[DATASET RECORDS start]
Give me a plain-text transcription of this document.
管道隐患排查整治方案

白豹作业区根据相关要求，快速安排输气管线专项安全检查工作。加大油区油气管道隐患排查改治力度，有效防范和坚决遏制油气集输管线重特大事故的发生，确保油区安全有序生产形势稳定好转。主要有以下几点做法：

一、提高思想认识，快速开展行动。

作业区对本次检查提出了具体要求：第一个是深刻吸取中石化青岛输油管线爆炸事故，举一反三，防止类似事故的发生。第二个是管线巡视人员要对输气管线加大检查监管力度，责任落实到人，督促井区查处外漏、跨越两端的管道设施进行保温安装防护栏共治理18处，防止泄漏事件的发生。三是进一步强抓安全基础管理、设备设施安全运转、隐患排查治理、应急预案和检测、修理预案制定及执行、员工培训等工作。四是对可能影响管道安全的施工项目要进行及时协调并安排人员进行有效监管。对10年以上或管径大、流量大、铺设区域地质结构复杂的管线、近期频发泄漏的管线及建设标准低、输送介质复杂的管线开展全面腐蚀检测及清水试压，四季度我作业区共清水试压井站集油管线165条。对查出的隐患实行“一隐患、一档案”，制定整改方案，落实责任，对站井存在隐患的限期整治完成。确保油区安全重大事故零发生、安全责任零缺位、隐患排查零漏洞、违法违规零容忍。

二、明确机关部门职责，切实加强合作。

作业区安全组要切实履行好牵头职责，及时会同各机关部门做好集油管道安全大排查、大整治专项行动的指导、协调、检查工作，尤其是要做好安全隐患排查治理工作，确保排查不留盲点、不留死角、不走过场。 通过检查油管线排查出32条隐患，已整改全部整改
[DATASET RECORDS end]
* **WHAT IS REQUIRED**
Output the listing above exactly as it appears.

* **EXPECTED ANSWER**
Give me a plain-text transcription of this document.
管道隐患排查整治方案

白豹作业区根据相关要求，快速安排输气管线专项安全检查工作。加大油区油气管道隐患排查改治力度，有效防范和坚决遏制油气集输管线重特大事故的发生，确保油区安全有序生产形势稳定好转。主要有以下几点做法：

一、提高思想认识，快速开展行动。

作业区对本次检查提出了具体要求：第一个是深刻吸取中石化青岛输油管线爆炸事故，举一反三，防止类似事故的发生。第二个是管线巡视人员要对输气管线加大检查监管力度，责任落实到人，督促井区查处外漏、跨越两端的管道设施进行保温安装防护栏共治理18处，防止泄漏事件的发生。三是进一步强抓安全基础管理、设备设施安全运转、隐患排查治理、应急预案和检测、修理预案制定及执行、员工培训等工作。四是对可能影响管道安全的施工项目要进行及时协调并安排人员进行有效监管。对10年以上或管径大、流量大、铺设区域地质结构复杂的管线、近期频发泄漏的管线及建设标准低、输送介质复杂的管线开展全面腐蚀检测及清水试压，四季度我作业区共清水试压井站集油管线165条。对查出的隐患实行“一隐患、一档案”，制定整改方案，落实责任，对站井存在隐患的限期整治完成。确保油区安全重大事故零发生、安全责任零缺位、隐患排查零漏洞、违法违规零容忍。

二、明确机关部门职责，切实加强合作。

作业区安全组要切实履行好牵头职责，及时会同各机关部门做好集油管道安全大排查、大整治专项行动的指导、协调、检查工作，尤其是要做好安全隐患排查治理工作，确保排查不留盲点、不留死角、不走过场。 通过检查油管线排查出32条隐患，已整改全部整改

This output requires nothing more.